▸ **What is required**
Skip the images and copy each record exactly as written.

Saved entries:
[start]
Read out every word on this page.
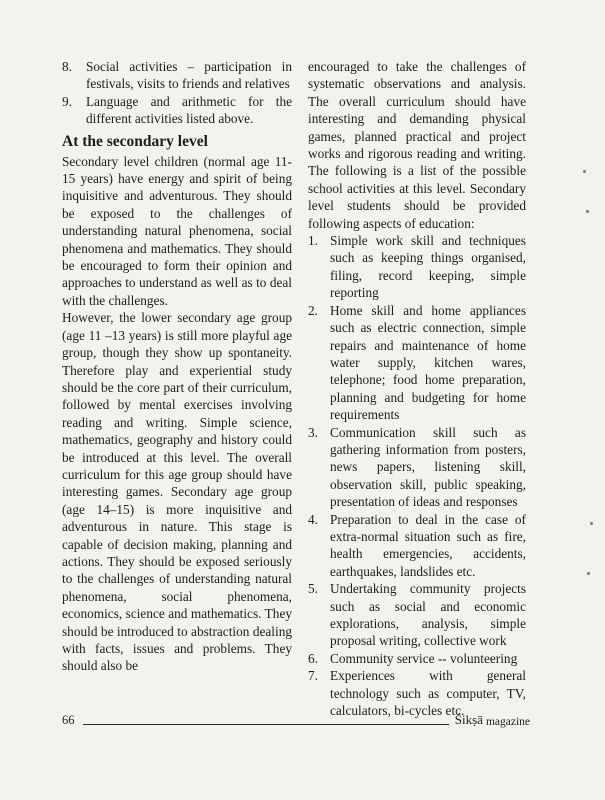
8.	Social activities – participation in festivals, visits to friends and relatives
9.	Language and arithmetic for the different activities listed above.
At the secondary level

Secondary level children (normal age 11- 15 years) have energy and spirit of being inquisitive and adventurous. They should be exposed to the challenges of understanding natural phenomena, social phenomena and mathematics. They should be encouraged to form their opinion and approaches to understand as well as to deal with the challenges.

However, the lower secondary age group (age 11 –13 years) is still more playful age group, though they show up spontaneity. Therefore play and experiential study should be the core part of their curriculum, followed by mental exercises involving reading and writing. Simple science, mathematics, geography and history could be introduced at this level. The overall curriculum for this age group should have interesting games. Secondary age group (age 14–15) is more inquisitive and adventurous in nature. This stage is capable of decision making, planning and actions. They should be exposed seriously to the challenges of understanding natural phenomena, social phenomena, economics, science and mathematics. They should be introduced to abstraction dealing with facts, issues and problems. They should also be

encouraged to take the challenges of systematic observations and analysis. The overall curriculum should have interesting and demanding physical games, planned practical and project works and rigorous reading and writing. The following is a list of the possible school activities at this level. Secondary level students should be provided following aspects of education:

1. Simple work skill and techniques such as keeping things organised, filing, record keeping, simple reporting
2. Home skill and home appliances such as electric connection, simple repairs and maintenance of home water supply, kitchen wares, telephone; food home preparation, planning and budgeting for home requirements
3. Communication skill such as gathering information from posters, news papers, listening skill, observation skill, public speaking, presentation of ideas and responses
4. Preparation to deal in the case of extra-normal situation such as fire, health emergencies, accidents, earthquakes, landslides etc.
5. Undertaking community projects such as social and economic explorations, analysis, simple proposal writing, collective work
6. Community service -- volunteering
7. Experiences with general technology such as computer, TV, calculators, bi-cycles etc.
66	Śikṣā magazine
[end]
▸ **Expected output**
Read out every word on this page.
8.	Social activities – participation in festivals, visits to friends and relatives
9.	Language and arithmetic for the different activities listed above.
At the secondary level

Secondary level children (normal age 11- 15 years) have energy and spirit of being inquisitive and adventurous. They should be exposed to the challenges of understanding natural phenomena, social phenomena and mathematics. They should be encouraged to form their opinion and approaches to understand as well as to deal with the challenges.

However, the lower secondary age group (age 11 –13 years) is still more playful age group, though they show up spontaneity. Therefore play and experiential study should be the core part of their curriculum, followed by mental exercises involving reading and writing. Simple science, mathematics, geography and history could be introduced at this level. The overall curriculum for this age group should have interesting games. Secondary age group (age 14–15) is more inquisitive and adventurous in nature. This stage is capable of decision making, planning and actions. They should be exposed seriously to the challenges of understanding natural phenomena, social phenomena, economics, science and mathematics. They should be introduced to abstraction dealing with facts, issues and problems. They should also be

encouraged to take the challenges of systematic observations and analysis. The overall curriculum should have interesting and demanding physical games, planned practical and project works and rigorous reading and writing. The following is a list of the possible school activities at this level. Secondary level students should be provided following aspects of education:

1. Simple work skill and techniques such as keeping things organised, filing, record keeping, simple reporting
2. Home skill and home appliances such as electric connection, simple repairs and maintenance of home water supply, kitchen wares, telephone; food home preparation, planning and budgeting for home requirements
3. Communication skill such as gathering information from posters, news papers, listening skill, observation skill, public speaking, presentation of ideas and responses
4. Preparation to deal in the case of extra-normal situation such as fire, health emergencies, accidents, earthquakes, landslides etc.
5. Undertaking community projects such as social and economic explorations, analysis, simple proposal writing, collective work
6. Community service -- volunteering
7. Experiences with general technology such as computer, TV, calculators, bi-cycles etc.
66	Śikṣā magazine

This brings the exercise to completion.